Before the Court are not the merits of the underlying breach-of-contract dispute, but the antecedent questions of whether the Court has subject-matter jurisdiction over these four consolidated actions and, if not, whether Plaintiff should be granted leave to amend the complaints to cure any jurisdictional defects. These issues largely turn on whether the Plaintiff in each action before the Court is the trustee of the trust created to securitize residential mortgage loans, as Plaintiff argues, or the trust itself, as suggested by the caption of each Complaint. For the reasons that follow, the Court GRANTS Plaintiff's request for leave to amend the Complaint to unequivocally name the Trustee as Plaintiff.

== Stored data ==
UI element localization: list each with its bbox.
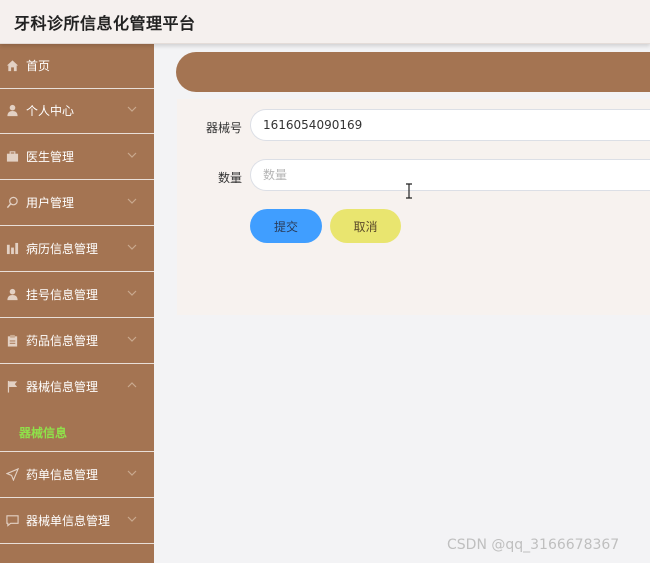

== Task description ==
Carry on the court opinion on subject-matter jurisdiction and leave to amend, picking up after its last sentence.

== Exercise answer ==
I. Background
The underlying allegations of these lawsuits are mostly irrelevant to resolving the question of subject-matter jurisdiction, and therefore are recounted only in general terms. According to the allegations in the Complaint, Defendant sponsored the securitization of residential mortgage loans, and sold them to an entity called Ace Securities Corp. so that they could ultimately be deposited into the Trust. Compl. ¶ 38. The initial sale of the loans took place pursuant to a Mortgage Loan Purchase Agreement, which was then incorporated into a Pooling and Servicing Agreement that created the Trust. Compl. ¶¶ 10 & n.4, 21. The Mortgage Loan Purchase Agreement made warranties and representations concerning the characteristics, quality, and risk profile of the underlying mortgage loans, which Plaintiff alleges Defendant breached, and failed to either cure the breach or repurchase the loans, as the agreement required. Compl. ¶¶ 41, 46, 50, 56-66, 77-84.
Because the complaints in the four consolidated cases do not differ in any material respects on these points, for ease of reference the Court will cite to the Complaint in the lead case, No. 13-cv-1869 (AJN).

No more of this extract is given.